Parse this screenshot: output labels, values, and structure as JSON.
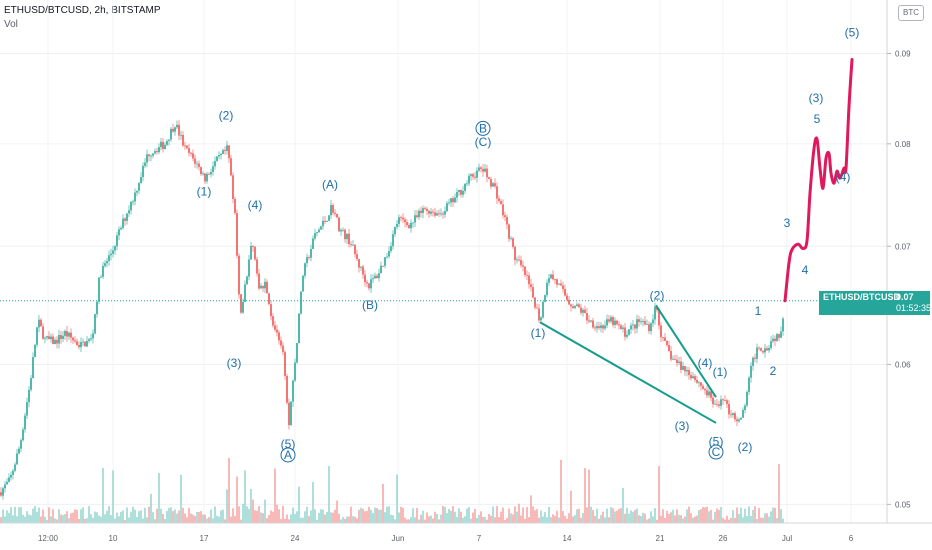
{
  "header": {
    "title": "ETHUSD/BTCUSD, 2h, BITSTAMP",
    "indicator": "Vol"
  },
  "currency_badge": "BTC",
  "last_price": {
    "symbol": "ETHUSD/BTCUSD",
    "value": "0.07",
    "countdown": "01:52:35"
  },
  "colors": {
    "up": "#26a69a",
    "down": "#ef5350",
    "vol_up": "#9ad7d1",
    "vol_down": "#f7a9a7",
    "wave_label": "#1f6fa8",
    "projection": "#e0185c",
    "channel": "#149c8c"
  },
  "chart_data": {
    "type": "candlestick",
    "title": "ETHUSD/BTCUSD, 2h, BITSTAMP",
    "yscale": "log",
    "ylim": [
      0.0488,
      0.0955
    ],
    "x_tick_labels": [
      "12:00",
      "10",
      "17",
      "24",
      "Jun",
      "7",
      "14",
      "21",
      "26",
      "Jul",
      "6"
    ],
    "y_tick_labels": [
      "0.05",
      "0.06",
      "0.07",
      "0.08",
      "0.09"
    ],
    "price_path": [
      [
        0,
        0.0508
      ],
      [
        10,
        0.0516
      ],
      [
        20,
        0.054
      ],
      [
        30,
        0.0585
      ],
      [
        38,
        0.0635
      ],
      [
        45,
        0.062
      ],
      [
        55,
        0.0618
      ],
      [
        65,
        0.0625
      ],
      [
        80,
        0.0615
      ],
      [
        92,
        0.062
      ],
      [
        100,
        0.0675
      ],
      [
        112,
        0.0695
      ],
      [
        122,
        0.072
      ],
      [
        135,
        0.075
      ],
      [
        148,
        0.079
      ],
      [
        165,
        0.08
      ],
      [
        175,
        0.0822
      ],
      [
        185,
        0.0795
      ],
      [
        195,
        0.0782
      ],
      [
        205,
        0.0765
      ],
      [
        215,
        0.078
      ],
      [
        228,
        0.0795
      ],
      [
        235,
        0.073
      ],
      [
        240,
        0.0635
      ],
      [
        245,
        0.0665
      ],
      [
        252,
        0.0705
      ],
      [
        258,
        0.0665
      ],
      [
        265,
        0.0665
      ],
      [
        275,
        0.0625
      ],
      [
        282,
        0.0615
      ],
      [
        289,
        0.0555
      ],
      [
        296,
        0.061
      ],
      [
        303,
        0.0675
      ],
      [
        315,
        0.071
      ],
      [
        326,
        0.0725
      ],
      [
        332,
        0.0738
      ],
      [
        340,
        0.0715
      ],
      [
        350,
        0.0705
      ],
      [
        358,
        0.0685
      ],
      [
        368,
        0.0665
      ],
      [
        378,
        0.0675
      ],
      [
        388,
        0.0695
      ],
      [
        398,
        0.0725
      ],
      [
        410,
        0.072
      ],
      [
        425,
        0.0735
      ],
      [
        440,
        0.073
      ],
      [
        455,
        0.0745
      ],
      [
        470,
        0.0765
      ],
      [
        482,
        0.0775
      ],
      [
        495,
        0.0755
      ],
      [
        505,
        0.0725
      ],
      [
        515,
        0.069
      ],
      [
        525,
        0.0675
      ],
      [
        535,
        0.065
      ],
      [
        540,
        0.0635
      ],
      [
        548,
        0.0675
      ],
      [
        555,
        0.067
      ],
      [
        570,
        0.065
      ],
      [
        580,
        0.0645
      ],
      [
        590,
        0.0635
      ],
      [
        600,
        0.063
      ],
      [
        612,
        0.0635
      ],
      [
        625,
        0.0625
      ],
      [
        640,
        0.0635
      ],
      [
        650,
        0.063
      ],
      [
        656,
        0.0648
      ],
      [
        662,
        0.062
      ],
      [
        672,
        0.0605
      ],
      [
        682,
        0.0598
      ],
      [
        692,
        0.0592
      ],
      [
        700,
        0.0585
      ],
      [
        710,
        0.0575
      ],
      [
        718,
        0.0565
      ],
      [
        722,
        0.0578
      ],
      [
        728,
        0.0565
      ],
      [
        733,
        0.0563
      ],
      [
        740,
        0.0555
      ],
      [
        745,
        0.057
      ],
      [
        752,
        0.06
      ],
      [
        758,
        0.0615
      ],
      [
        765,
        0.0612
      ],
      [
        772,
        0.062
      ],
      [
        780,
        0.0625
      ],
      [
        785,
        0.065
      ]
    ],
    "wave_labels": [
      {
        "text": "(2)",
        "x": 226,
        "y": 0.0826
      },
      {
        "text": "(1)",
        "x": 204,
        "y": 0.0748
      },
      {
        "text": "(4)",
        "x": 255,
        "y": 0.0735
      },
      {
        "text": "(3)",
        "x": 234,
        "y": 0.0598
      },
      {
        "text": "(5)",
        "x": 288,
        "y": 0.0538
      },
      {
        "text": "A",
        "x": 288,
        "y": 0.05305,
        "circled": true
      },
      {
        "text": "(A)",
        "x": 330,
        "y": 0.0755
      },
      {
        "text": "(B)",
        "x": 370,
        "y": 0.0645
      },
      {
        "text": "B",
        "x": 483,
        "y": 0.0812,
        "circled": true
      },
      {
        "text": "(C)",
        "x": 483,
        "y": 0.0798
      },
      {
        "text": "(1)",
        "x": 538,
        "y": 0.0622
      },
      {
        "text": "(2)",
        "x": 657,
        "y": 0.0653
      },
      {
        "text": "(4)",
        "x": 705,
        "y": 0.0598
      },
      {
        "text": "(1)",
        "x": 720,
        "y": 0.0591
      },
      {
        "text": "(3)",
        "x": 682,
        "y": 0.0551
      },
      {
        "text": "(5)",
        "x": 716,
        "y": 0.054
      },
      {
        "text": "C",
        "x": 716,
        "y": 0.05325,
        "circled": true
      },
      {
        "text": "(2)",
        "x": 745,
        "y": 0.0536
      },
      {
        "text": "1",
        "x": 758,
        "y": 0.064
      },
      {
        "text": "2",
        "x": 773,
        "y": 0.0592
      },
      {
        "text": "3",
        "x": 787,
        "y": 0.0718
      },
      {
        "text": "4",
        "x": 805,
        "y": 0.0675
      },
      {
        "text": "(3)",
        "x": 816,
        "y": 0.0845
      },
      {
        "text": "5",
        "x": 817,
        "y": 0.0822
      },
      {
        "text": "(4)",
        "x": 843,
        "y": 0.0762
      },
      {
        "text": "(5)",
        "x": 852,
        "y": 0.092
      }
    ],
    "projection_path": [
      [
        785,
        0.0652
      ],
      [
        789,
        0.0685
      ],
      [
        792,
        0.0697
      ],
      [
        798,
        0.0702
      ],
      [
        803,
        0.0698
      ],
      [
        807,
        0.0705
      ],
      [
        810,
        0.075
      ],
      [
        814,
        0.0795
      ],
      [
        817,
        0.0805
      ],
      [
        820,
        0.0775
      ],
      [
        823,
        0.0755
      ],
      [
        826,
        0.0785
      ],
      [
        829,
        0.079
      ],
      [
        831,
        0.077
      ],
      [
        834,
        0.076
      ],
      [
        837,
        0.0772
      ],
      [
        840,
        0.0765
      ],
      [
        844,
        0.0775
      ],
      [
        846,
        0.0775
      ],
      [
        849,
        0.084
      ],
      [
        852,
        0.0893
      ]
    ],
    "trendlines": [
      {
        "x1": 540,
        "y1": 0.0634,
        "x2": 716,
        "y2": 0.0556
      },
      {
        "x1": 656,
        "y1": 0.0648,
        "x2": 716,
        "y2": 0.0575
      }
    ],
    "last_close": 0.0652
  }
}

————————

[Work to be completed]:
Write out every record above exactly as it stands, but leave out the pictures.

[Reply to the exercise]:
Parse this screenshot: output labels, values, and structure as JSON.
{
  "header": {
    "title": "ETHUSD/BTCUSD, 2h, BITSTAMP",
    "indicator": "Vol"
  },
  "currency_badge": "BTC",
  "last_price": {
    "symbol": "ETHUSD/BTCUSD",
    "value": "0.07",
    "countdown": "01:52:35"
  },
  "colors": {
    "up": "#26a69a",
    "down": "#ef5350",
    "vol_up": "#9ad7d1",
    "vol_down": "#f7a9a7",
    "wave_label": "#1f6fa8",
    "projection": "#e0185c",
    "channel": "#149c8c"
  },
  "chart_data": {
    "type": "candlestick",
    "title": "ETHUSD/BTCUSD, 2h, BITSTAMP",
    "yscale": "log",
    "ylim": [
      0.0488,
      0.0955
    ],
    "x_tick_labels": [
      "12:00",
      "10",
      "17",
      "24",
      "Jun",
      "7",
      "14",
      "21",
      "26",
      "Jul",
      "6"
    ],
    "y_tick_labels": [
      "0.05",
      "0.06",
      "0.07",
      "0.08",
      "0.09"
    ],
    "price_path": [
      [
        0,
        0.0508
      ],
      [
        10,
        0.0516
      ],
      [
        20,
        0.054
      ],
      [
        30,
        0.0585
      ],
      [
        38,
        0.0635
      ],
      [
        45,
        0.062
      ],
      [
        55,
        0.0618
      ],
      [
        65,
        0.0625
      ],
      [
        80,
        0.0615
      ],
      [
        92,
        0.062
      ],
      [
        100,
        0.0675
      ],
      [
        112,
        0.0695
      ],
      [
        122,
        0.072
      ],
      [
        135,
        0.075
      ],
      [
        148,
        0.079
      ],
      [
        165,
        0.08
      ],
      [
        175,
        0.0822
      ],
      [
        185,
        0.0795
      ],
      [
        195,
        0.0782
      ],
      [
        205,
        0.0765
      ],
      [
        215,
        0.078
      ],
      [
        228,
        0.0795
      ],
      [
        235,
        0.073
      ],
      [
        240,
        0.0635
      ],
      [
        245,
        0.0665
      ],
      [
        252,
        0.0705
      ],
      [
        258,
        0.0665
      ],
      [
        265,
        0.0665
      ],
      [
        275,
        0.0625
      ],
      [
        282,
        0.0615
      ],
      [
        289,
        0.0555
      ],
      [
        296,
        0.061
      ],
      [
        303,
        0.0675
      ],
      [
        315,
        0.071
      ],
      [
        326,
        0.0725
      ],
      [
        332,
        0.0738
      ],
      [
        340,
        0.0715
      ],
      [
        350,
        0.0705
      ],
      [
        358,
        0.0685
      ],
      [
        368,
        0.0665
      ],
      [
        378,
        0.0675
      ],
      [
        388,
        0.0695
      ],
      [
        398,
        0.0725
      ],
      [
        410,
        0.072
      ],
      [
        425,
        0.0735
      ],
      [
        440,
        0.073
      ],
      [
        455,
        0.0745
      ],
      [
        470,
        0.0765
      ],
      [
        482,
        0.0775
      ],
      [
        495,
        0.0755
      ],
      [
        505,
        0.0725
      ],
      [
        515,
        0.069
      ],
      [
        525,
        0.0675
      ],
      [
        535,
        0.065
      ],
      [
        540,
        0.0635
      ],
      [
        548,
        0.0675
      ],
      [
        555,
        0.067
      ],
      [
        570,
        0.065
      ],
      [
        580,
        0.0645
      ],
      [
        590,
        0.0635
      ],
      [
        600,
        0.063
      ],
      [
        612,
        0.0635
      ],
      [
        625,
        0.0625
      ],
      [
        640,
        0.0635
      ],
      [
        650,
        0.063
      ],
      [
        656,
        0.0648
      ],
      [
        662,
        0.062
      ],
      [
        672,
        0.0605
      ],
      [
        682,
        0.0598
      ],
      [
        692,
        0.0592
      ],
      [
        700,
        0.0585
      ],
      [
        710,
        0.0575
      ],
      [
        718,
        0.0565
      ],
      [
        722,
        0.0578
      ],
      [
        728,
        0.0565
      ],
      [
        733,
        0.0563
      ],
      [
        740,
        0.0555
      ],
      [
        745,
        0.057
      ],
      [
        752,
        0.06
      ],
      [
        758,
        0.0615
      ],
      [
        765,
        0.0612
      ],
      [
        772,
        0.062
      ],
      [
        780,
        0.0625
      ],
      [
        785,
        0.065
      ]
    ],
    "wave_labels": [
      {
        "text": "(2)",
        "x": 226,
        "y": 0.0826
      },
      {
        "text": "(1)",
        "x": 204,
        "y": 0.0748
      },
      {
        "text": "(4)",
        "x": 255,
        "y": 0.0735
      },
      {
        "text": "(3)",
        "x": 234,
        "y": 0.0598
      },
      {
        "text": "(5)",
        "x": 288,
        "y": 0.0538
      },
      {
        "text": "A",
        "x": 288,
        "y": 0.05305,
        "circled": true
      },
      {
        "text": "(A)",
        "x": 330,
        "y": 0.0755
      },
      {
        "text": "(B)",
        "x": 370,
        "y": 0.0645
      },
      {
        "text": "B",
        "x": 483,
        "y": 0.0812,
        "circled": true
      },
      {
        "text": "(C)",
        "x": 483,
        "y": 0.0798
      },
      {
        "text": "(1)",
        "x": 538,
        "y": 0.0622
      },
      {
        "text": "(2)",
        "x": 657,
        "y": 0.0653
      },
      {
        "text": "(4)",
        "x": 705,
        "y": 0.0598
      },
      {
        "text": "(1)",
        "x": 720,
        "y": 0.0591
      },
      {
        "text": "(3)",
        "x": 682,
        "y": 0.0551
      },
      {
        "text": "(5)",
        "x": 716,
        "y": 0.054
      },
      {
        "text": "C",
        "x": 716,
        "y": 0.05325,
        "circled": true
      },
      {
        "text": "(2)",
        "x": 745,
        "y": 0.0536
      },
      {
        "text": "1",
        "x": 758,
        "y": 0.064
      },
      {
        "text": "2",
        "x": 773,
        "y": 0.0592
      },
      {
        "text": "3",
        "x": 787,
        "y": 0.0718
      },
      {
        "text": "4",
        "x": 805,
        "y": 0.0675
      },
      {
        "text": "(3)",
        "x": 816,
        "y": 0.0845
      },
      {
        "text": "5",
        "x": 817,
        "y": 0.0822
      },
      {
        "text": "(4)",
        "x": 843,
        "y": 0.0762
      },
      {
        "text": "(5)",
        "x": 852,
        "y": 0.092
      }
    ],
    "projection_path": [
      [
        785,
        0.0652
      ],
      [
        789,
        0.0685
      ],
      [
        792,
        0.0697
      ],
      [
        798,
        0.0702
      ],
      [
        803,
        0.0698
      ],
      [
        807,
        0.0705
      ],
      [
        810,
        0.075
      ],
      [
        814,
        0.0795
      ],
      [
        817,
        0.0805
      ],
      [
        820,
        0.0775
      ],
      [
        823,
        0.0755
      ],
      [
        826,
        0.0785
      ],
      [
        829,
        0.079
      ],
      [
        831,
        0.077
      ],
      [
        834,
        0.076
      ],
      [
        837,
        0.0772
      ],
      [
        840,
        0.0765
      ],
      [
        844,
        0.0775
      ],
      [
        846,
        0.0775
      ],
      [
        849,
        0.084
      ],
      [
        852,
        0.0893
      ]
    ],
    "trendlines": [
      {
        "x1": 540,
        "y1": 0.0634,
        "x2": 716,
        "y2": 0.0556
      },
      {
        "x1": 656,
        "y1": 0.0648,
        "x2": 716,
        "y2": 0.0575
      }
    ],
    "last_close": 0.0652
  }
}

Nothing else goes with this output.